>> BEGIN DATASET ENTRIES

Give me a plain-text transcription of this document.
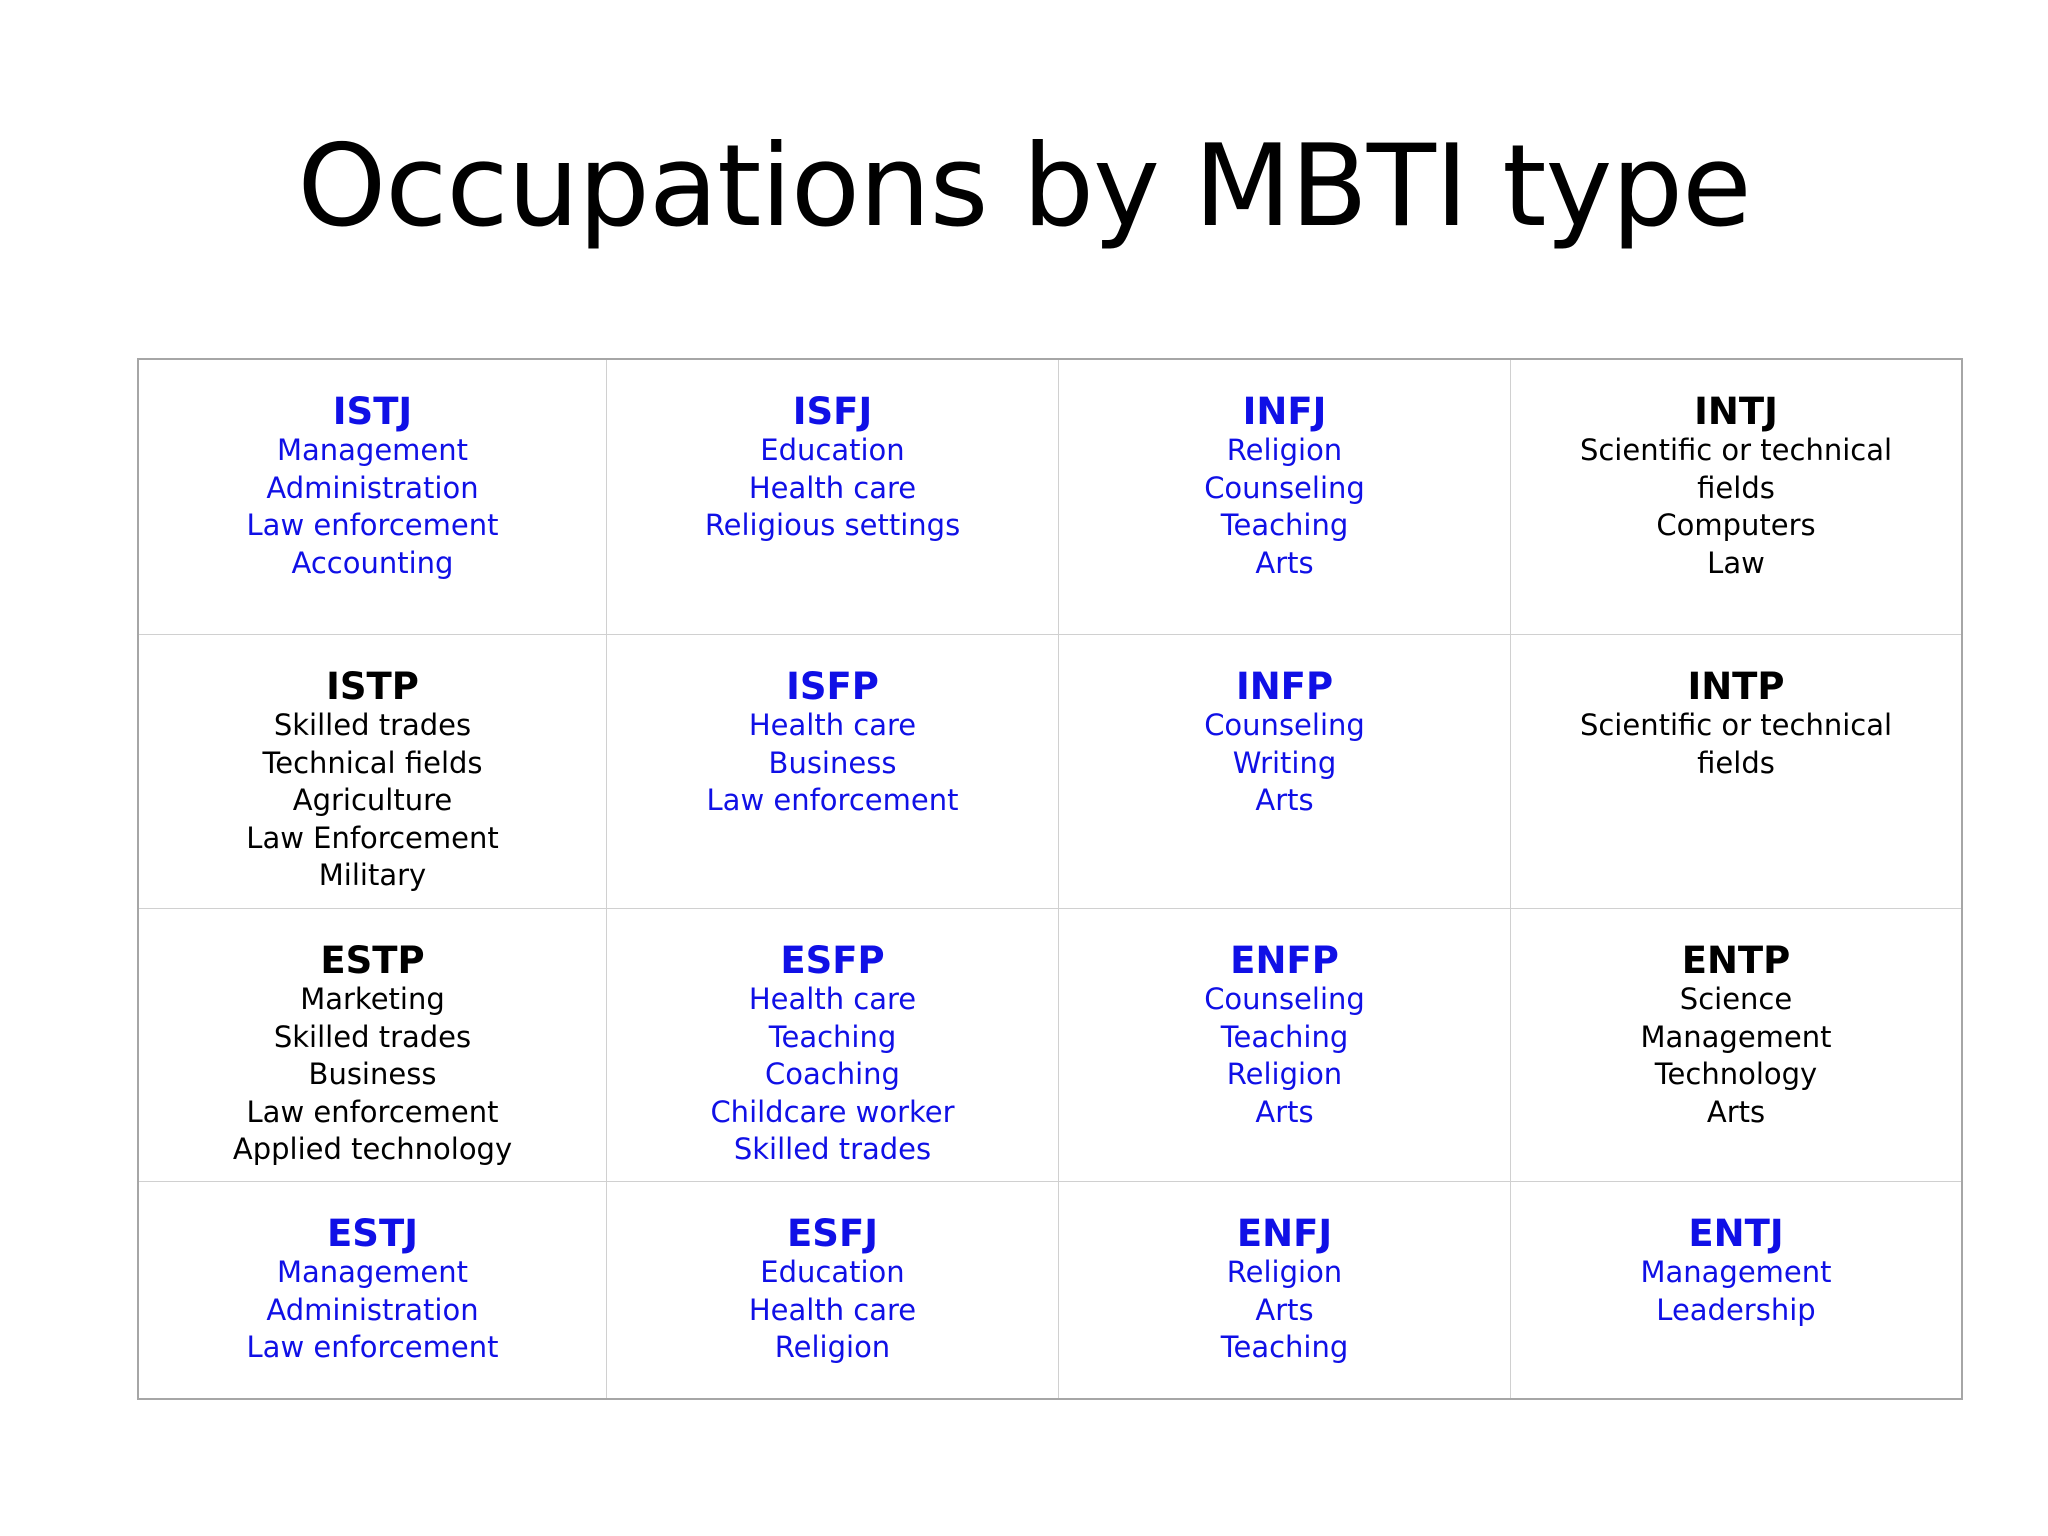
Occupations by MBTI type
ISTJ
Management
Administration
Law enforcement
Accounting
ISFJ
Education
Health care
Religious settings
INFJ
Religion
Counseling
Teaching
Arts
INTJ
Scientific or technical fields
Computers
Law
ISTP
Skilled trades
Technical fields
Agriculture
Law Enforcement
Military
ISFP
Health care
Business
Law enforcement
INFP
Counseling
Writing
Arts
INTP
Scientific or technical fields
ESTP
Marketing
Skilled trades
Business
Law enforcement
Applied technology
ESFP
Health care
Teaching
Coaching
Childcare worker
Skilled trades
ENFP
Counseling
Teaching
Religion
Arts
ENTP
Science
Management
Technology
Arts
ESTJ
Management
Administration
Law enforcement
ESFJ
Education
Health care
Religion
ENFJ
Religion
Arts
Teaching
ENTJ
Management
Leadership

>> END DATASET ENTRIES

Reproduce every line above as written, skipping pictures.

- **ANSWER BELOW**:
Give me a plain-text transcription of this document.
Occupations by MBTI type
ISTJ
Management
Administration
Law enforcement
Accounting
ISFJ
Education
Health care
Religious settings
INFJ
Religion
Counseling
Teaching
Arts
INTJ
Scientific or technical fields
Computers
Law
ISTP
Skilled trades
Technical fields
Agriculture
Law Enforcement
Military
ISFP
Health care
Business
Law enforcement
INFP
Counseling
Writing
Arts
INTP
Scientific or technical fields
ESTP
Marketing
Skilled trades
Business
Law enforcement
Applied technology
ESFP
Health care
Teaching
Coaching
Childcare worker
Skilled trades
ENFP
Counseling
Teaching
Religion
Arts
ENTP
Science
Management
Technology
Arts
ESTJ
Management
Administration
Law enforcement
ESFJ
Education
Health care
Religion
ENFJ
Religion
Arts
Teaching
ENTJ
Management
Leadership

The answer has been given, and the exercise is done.